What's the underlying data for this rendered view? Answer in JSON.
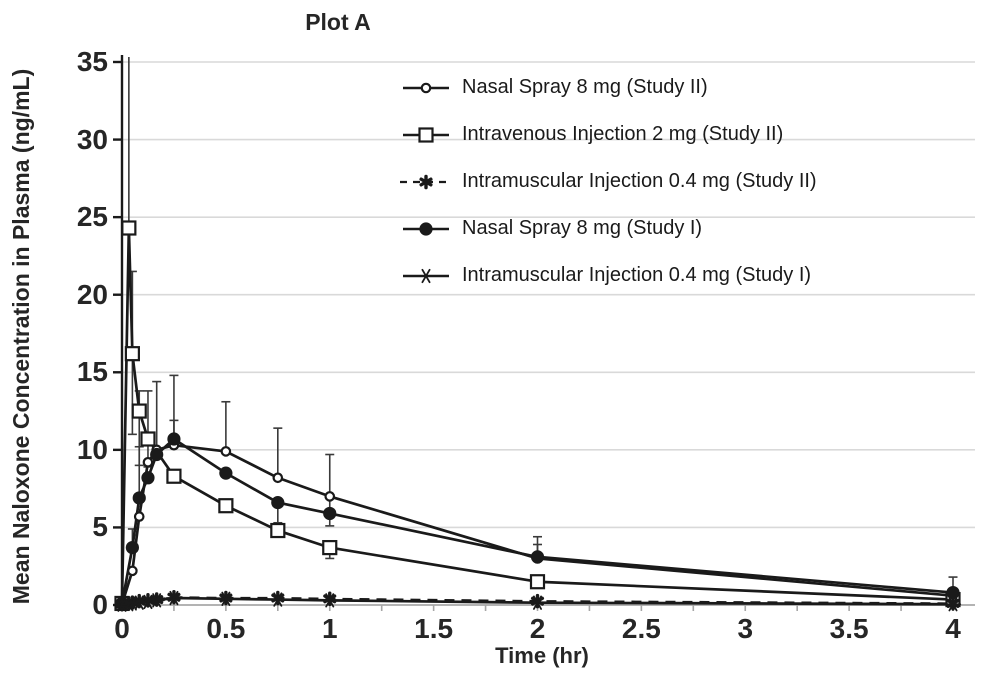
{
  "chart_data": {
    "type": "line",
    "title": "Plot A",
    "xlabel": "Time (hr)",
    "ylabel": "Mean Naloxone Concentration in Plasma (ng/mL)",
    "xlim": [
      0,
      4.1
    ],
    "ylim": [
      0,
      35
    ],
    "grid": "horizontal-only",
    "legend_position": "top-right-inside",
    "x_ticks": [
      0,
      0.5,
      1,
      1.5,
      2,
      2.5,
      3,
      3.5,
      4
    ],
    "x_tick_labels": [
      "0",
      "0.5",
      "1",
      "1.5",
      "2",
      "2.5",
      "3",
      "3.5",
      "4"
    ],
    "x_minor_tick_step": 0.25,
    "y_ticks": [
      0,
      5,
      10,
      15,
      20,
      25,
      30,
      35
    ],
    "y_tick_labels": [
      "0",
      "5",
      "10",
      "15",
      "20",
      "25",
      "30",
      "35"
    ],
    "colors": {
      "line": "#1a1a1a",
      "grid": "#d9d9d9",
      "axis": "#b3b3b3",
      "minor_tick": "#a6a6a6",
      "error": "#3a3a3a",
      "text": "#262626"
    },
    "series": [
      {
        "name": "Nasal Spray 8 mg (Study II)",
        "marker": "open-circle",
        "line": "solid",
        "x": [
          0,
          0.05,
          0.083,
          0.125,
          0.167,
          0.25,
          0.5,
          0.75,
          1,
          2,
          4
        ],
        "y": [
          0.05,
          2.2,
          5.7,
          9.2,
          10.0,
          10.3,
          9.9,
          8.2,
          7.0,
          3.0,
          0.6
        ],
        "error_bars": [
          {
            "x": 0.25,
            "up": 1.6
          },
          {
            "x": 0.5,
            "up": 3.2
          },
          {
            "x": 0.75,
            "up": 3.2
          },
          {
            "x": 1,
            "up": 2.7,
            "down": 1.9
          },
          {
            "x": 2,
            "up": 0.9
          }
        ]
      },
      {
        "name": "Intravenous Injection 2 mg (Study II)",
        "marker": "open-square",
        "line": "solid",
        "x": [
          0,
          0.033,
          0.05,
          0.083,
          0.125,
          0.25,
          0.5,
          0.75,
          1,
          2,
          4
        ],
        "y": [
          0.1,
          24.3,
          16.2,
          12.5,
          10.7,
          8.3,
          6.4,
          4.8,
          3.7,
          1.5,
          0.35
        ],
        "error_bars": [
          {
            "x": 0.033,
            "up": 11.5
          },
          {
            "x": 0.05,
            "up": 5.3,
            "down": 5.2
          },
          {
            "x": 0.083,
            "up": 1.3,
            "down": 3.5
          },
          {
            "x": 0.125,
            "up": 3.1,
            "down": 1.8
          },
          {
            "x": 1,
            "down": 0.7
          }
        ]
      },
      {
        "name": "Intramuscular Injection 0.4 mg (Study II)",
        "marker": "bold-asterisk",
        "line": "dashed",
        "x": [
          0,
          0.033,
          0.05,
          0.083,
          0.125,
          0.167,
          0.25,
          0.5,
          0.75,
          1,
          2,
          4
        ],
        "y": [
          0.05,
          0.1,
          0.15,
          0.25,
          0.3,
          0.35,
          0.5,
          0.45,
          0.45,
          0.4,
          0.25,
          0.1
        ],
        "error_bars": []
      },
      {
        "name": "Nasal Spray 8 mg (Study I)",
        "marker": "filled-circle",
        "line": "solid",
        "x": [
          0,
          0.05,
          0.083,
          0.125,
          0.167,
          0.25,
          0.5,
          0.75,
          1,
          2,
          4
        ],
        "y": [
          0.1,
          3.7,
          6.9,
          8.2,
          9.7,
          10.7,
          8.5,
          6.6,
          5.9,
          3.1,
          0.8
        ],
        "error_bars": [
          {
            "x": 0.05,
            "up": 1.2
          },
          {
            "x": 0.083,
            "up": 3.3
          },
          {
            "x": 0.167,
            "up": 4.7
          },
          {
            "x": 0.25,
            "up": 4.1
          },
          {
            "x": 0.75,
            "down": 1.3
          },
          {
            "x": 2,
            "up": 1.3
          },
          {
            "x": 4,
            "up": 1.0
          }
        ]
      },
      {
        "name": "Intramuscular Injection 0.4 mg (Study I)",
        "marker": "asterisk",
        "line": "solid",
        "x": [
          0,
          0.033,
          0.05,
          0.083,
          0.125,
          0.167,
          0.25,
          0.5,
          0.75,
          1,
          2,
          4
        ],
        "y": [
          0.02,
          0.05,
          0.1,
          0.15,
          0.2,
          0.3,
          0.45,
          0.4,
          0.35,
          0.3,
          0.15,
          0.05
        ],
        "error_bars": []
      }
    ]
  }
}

WRITTEN PROBLEM:
Transcribe all of the material exactly, leaving out whatever pictures it contains.

SOLUTION FOR THIS EXERCISE:
What's the underlying data for this rendered view? Answer in JSON.
{
  "chart_data": {
    "type": "line",
    "title": "Plot A",
    "xlabel": "Time (hr)",
    "ylabel": "Mean Naloxone Concentration in Plasma (ng/mL)",
    "xlim": [
      0,
      4.1
    ],
    "ylim": [
      0,
      35
    ],
    "grid": "horizontal-only",
    "legend_position": "top-right-inside",
    "x_ticks": [
      0,
      0.5,
      1,
      1.5,
      2,
      2.5,
      3,
      3.5,
      4
    ],
    "x_tick_labels": [
      "0",
      "0.5",
      "1",
      "1.5",
      "2",
      "2.5",
      "3",
      "3.5",
      "4"
    ],
    "x_minor_tick_step": 0.25,
    "y_ticks": [
      0,
      5,
      10,
      15,
      20,
      25,
      30,
      35
    ],
    "y_tick_labels": [
      "0",
      "5",
      "10",
      "15",
      "20",
      "25",
      "30",
      "35"
    ],
    "colors": {
      "line": "#1a1a1a",
      "grid": "#d9d9d9",
      "axis": "#b3b3b3",
      "minor_tick": "#a6a6a6",
      "error": "#3a3a3a",
      "text": "#262626"
    },
    "series": [
      {
        "name": "Nasal Spray 8 mg (Study II)",
        "marker": "open-circle",
        "line": "solid",
        "x": [
          0,
          0.05,
          0.083,
          0.125,
          0.167,
          0.25,
          0.5,
          0.75,
          1,
          2,
          4
        ],
        "y": [
          0.05,
          2.2,
          5.7,
          9.2,
          10.0,
          10.3,
          9.9,
          8.2,
          7.0,
          3.0,
          0.6
        ],
        "error_bars": [
          {
            "x": 0.25,
            "up": 1.6
          },
          {
            "x": 0.5,
            "up": 3.2
          },
          {
            "x": 0.75,
            "up": 3.2
          },
          {
            "x": 1,
            "up": 2.7,
            "down": 1.9
          },
          {
            "x": 2,
            "up": 0.9
          }
        ]
      },
      {
        "name": "Intravenous Injection 2 mg (Study II)",
        "marker": "open-square",
        "line": "solid",
        "x": [
          0,
          0.033,
          0.05,
          0.083,
          0.125,
          0.25,
          0.5,
          0.75,
          1,
          2,
          4
        ],
        "y": [
          0.1,
          24.3,
          16.2,
          12.5,
          10.7,
          8.3,
          6.4,
          4.8,
          3.7,
          1.5,
          0.35
        ],
        "error_bars": [
          {
            "x": 0.033,
            "up": 11.5
          },
          {
            "x": 0.05,
            "up": 5.3,
            "down": 5.2
          },
          {
            "x": 0.083,
            "up": 1.3,
            "down": 3.5
          },
          {
            "x": 0.125,
            "up": 3.1,
            "down": 1.8
          },
          {
            "x": 1,
            "down": 0.7
          }
        ]
      },
      {
        "name": "Intramuscular Injection 0.4 mg (Study II)",
        "marker": "bold-asterisk",
        "line": "dashed",
        "x": [
          0,
          0.033,
          0.05,
          0.083,
          0.125,
          0.167,
          0.25,
          0.5,
          0.75,
          1,
          2,
          4
        ],
        "y": [
          0.05,
          0.1,
          0.15,
          0.25,
          0.3,
          0.35,
          0.5,
          0.45,
          0.45,
          0.4,
          0.25,
          0.1
        ],
        "error_bars": []
      },
      {
        "name": "Nasal Spray 8 mg (Study I)",
        "marker": "filled-circle",
        "line": "solid",
        "x": [
          0,
          0.05,
          0.083,
          0.125,
          0.167,
          0.25,
          0.5,
          0.75,
          1,
          2,
          4
        ],
        "y": [
          0.1,
          3.7,
          6.9,
          8.2,
          9.7,
          10.7,
          8.5,
          6.6,
          5.9,
          3.1,
          0.8
        ],
        "error_bars": [
          {
            "x": 0.05,
            "up": 1.2
          },
          {
            "x": 0.083,
            "up": 3.3
          },
          {
            "x": 0.167,
            "up": 4.7
          },
          {
            "x": 0.25,
            "up": 4.1
          },
          {
            "x": 0.75,
            "down": 1.3
          },
          {
            "x": 2,
            "up": 1.3
          },
          {
            "x": 4,
            "up": 1.0
          }
        ]
      },
      {
        "name": "Intramuscular Injection 0.4 mg (Study I)",
        "marker": "asterisk",
        "line": "solid",
        "x": [
          0,
          0.033,
          0.05,
          0.083,
          0.125,
          0.167,
          0.25,
          0.5,
          0.75,
          1,
          2,
          4
        ],
        "y": [
          0.02,
          0.05,
          0.1,
          0.15,
          0.2,
          0.3,
          0.45,
          0.4,
          0.35,
          0.3,
          0.15,
          0.05
        ],
        "error_bars": []
      }
    ]
  }
}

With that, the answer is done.